Collected data:

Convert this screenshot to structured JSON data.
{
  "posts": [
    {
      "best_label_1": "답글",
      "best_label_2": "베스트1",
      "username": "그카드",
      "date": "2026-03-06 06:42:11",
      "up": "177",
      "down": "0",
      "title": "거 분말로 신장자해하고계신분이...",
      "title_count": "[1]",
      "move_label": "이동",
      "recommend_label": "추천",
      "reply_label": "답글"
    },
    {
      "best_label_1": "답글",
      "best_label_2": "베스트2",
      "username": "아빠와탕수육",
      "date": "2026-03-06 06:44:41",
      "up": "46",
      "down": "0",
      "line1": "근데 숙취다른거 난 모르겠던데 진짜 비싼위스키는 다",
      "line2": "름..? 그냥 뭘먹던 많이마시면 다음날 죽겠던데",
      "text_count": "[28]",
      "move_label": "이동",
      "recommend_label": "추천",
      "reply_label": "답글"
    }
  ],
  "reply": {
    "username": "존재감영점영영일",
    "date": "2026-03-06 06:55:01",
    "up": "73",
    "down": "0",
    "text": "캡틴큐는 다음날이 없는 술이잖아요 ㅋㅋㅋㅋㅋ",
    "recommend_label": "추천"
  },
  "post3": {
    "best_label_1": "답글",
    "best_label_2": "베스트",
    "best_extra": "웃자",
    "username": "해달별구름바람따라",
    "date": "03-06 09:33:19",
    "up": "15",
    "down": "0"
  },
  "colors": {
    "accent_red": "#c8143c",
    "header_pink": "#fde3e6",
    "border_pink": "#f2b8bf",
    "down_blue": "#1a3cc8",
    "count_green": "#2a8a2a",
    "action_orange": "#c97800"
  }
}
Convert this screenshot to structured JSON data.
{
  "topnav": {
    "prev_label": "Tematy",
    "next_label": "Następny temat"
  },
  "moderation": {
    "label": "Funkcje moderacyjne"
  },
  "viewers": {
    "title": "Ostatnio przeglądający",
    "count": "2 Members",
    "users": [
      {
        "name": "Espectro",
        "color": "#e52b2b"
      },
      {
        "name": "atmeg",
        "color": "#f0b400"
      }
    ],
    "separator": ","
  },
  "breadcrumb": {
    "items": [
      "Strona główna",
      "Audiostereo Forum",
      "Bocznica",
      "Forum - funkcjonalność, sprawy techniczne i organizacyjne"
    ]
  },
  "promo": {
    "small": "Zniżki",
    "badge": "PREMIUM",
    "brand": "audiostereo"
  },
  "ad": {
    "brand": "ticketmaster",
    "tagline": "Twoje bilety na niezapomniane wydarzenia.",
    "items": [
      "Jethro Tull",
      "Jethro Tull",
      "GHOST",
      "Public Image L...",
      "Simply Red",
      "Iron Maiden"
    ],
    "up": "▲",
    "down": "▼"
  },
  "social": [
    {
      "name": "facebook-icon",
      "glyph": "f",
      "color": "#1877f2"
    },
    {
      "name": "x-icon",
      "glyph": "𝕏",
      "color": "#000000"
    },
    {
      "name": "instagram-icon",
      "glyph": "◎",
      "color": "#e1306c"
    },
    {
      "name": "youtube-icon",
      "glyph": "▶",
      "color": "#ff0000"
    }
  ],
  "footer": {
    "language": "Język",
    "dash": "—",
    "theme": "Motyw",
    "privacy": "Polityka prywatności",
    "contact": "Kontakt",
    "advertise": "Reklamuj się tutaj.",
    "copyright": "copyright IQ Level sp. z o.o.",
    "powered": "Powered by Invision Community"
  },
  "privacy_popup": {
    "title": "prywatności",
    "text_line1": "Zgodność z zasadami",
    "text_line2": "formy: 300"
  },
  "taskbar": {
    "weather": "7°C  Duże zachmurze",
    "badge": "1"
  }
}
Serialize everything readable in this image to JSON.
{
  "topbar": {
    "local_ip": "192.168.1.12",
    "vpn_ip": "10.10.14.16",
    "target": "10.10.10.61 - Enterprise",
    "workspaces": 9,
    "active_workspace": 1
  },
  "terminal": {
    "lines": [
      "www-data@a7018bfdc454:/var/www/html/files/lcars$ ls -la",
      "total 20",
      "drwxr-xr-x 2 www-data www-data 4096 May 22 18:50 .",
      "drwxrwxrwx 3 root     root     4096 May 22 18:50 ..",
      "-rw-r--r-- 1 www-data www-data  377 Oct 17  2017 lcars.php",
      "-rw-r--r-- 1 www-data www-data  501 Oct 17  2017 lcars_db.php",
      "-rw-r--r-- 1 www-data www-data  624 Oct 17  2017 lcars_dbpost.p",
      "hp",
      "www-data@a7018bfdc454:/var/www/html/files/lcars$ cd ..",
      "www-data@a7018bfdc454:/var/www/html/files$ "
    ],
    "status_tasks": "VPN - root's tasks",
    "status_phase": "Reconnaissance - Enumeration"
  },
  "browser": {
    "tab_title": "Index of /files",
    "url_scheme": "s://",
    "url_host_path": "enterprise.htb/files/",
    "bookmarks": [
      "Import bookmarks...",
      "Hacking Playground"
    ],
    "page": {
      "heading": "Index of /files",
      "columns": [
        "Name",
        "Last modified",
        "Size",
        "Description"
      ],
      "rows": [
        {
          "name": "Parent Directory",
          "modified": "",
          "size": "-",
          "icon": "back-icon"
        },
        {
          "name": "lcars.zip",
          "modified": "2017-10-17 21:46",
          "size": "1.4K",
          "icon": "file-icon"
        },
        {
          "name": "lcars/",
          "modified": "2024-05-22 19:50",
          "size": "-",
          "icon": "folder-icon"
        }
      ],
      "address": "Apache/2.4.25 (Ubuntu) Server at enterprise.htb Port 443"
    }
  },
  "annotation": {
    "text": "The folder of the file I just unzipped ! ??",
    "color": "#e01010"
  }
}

REQUEST: Across the records, how many lines contain "icon"? Only the number should be given.

SOLUTION TO THIS EXERCISE: 7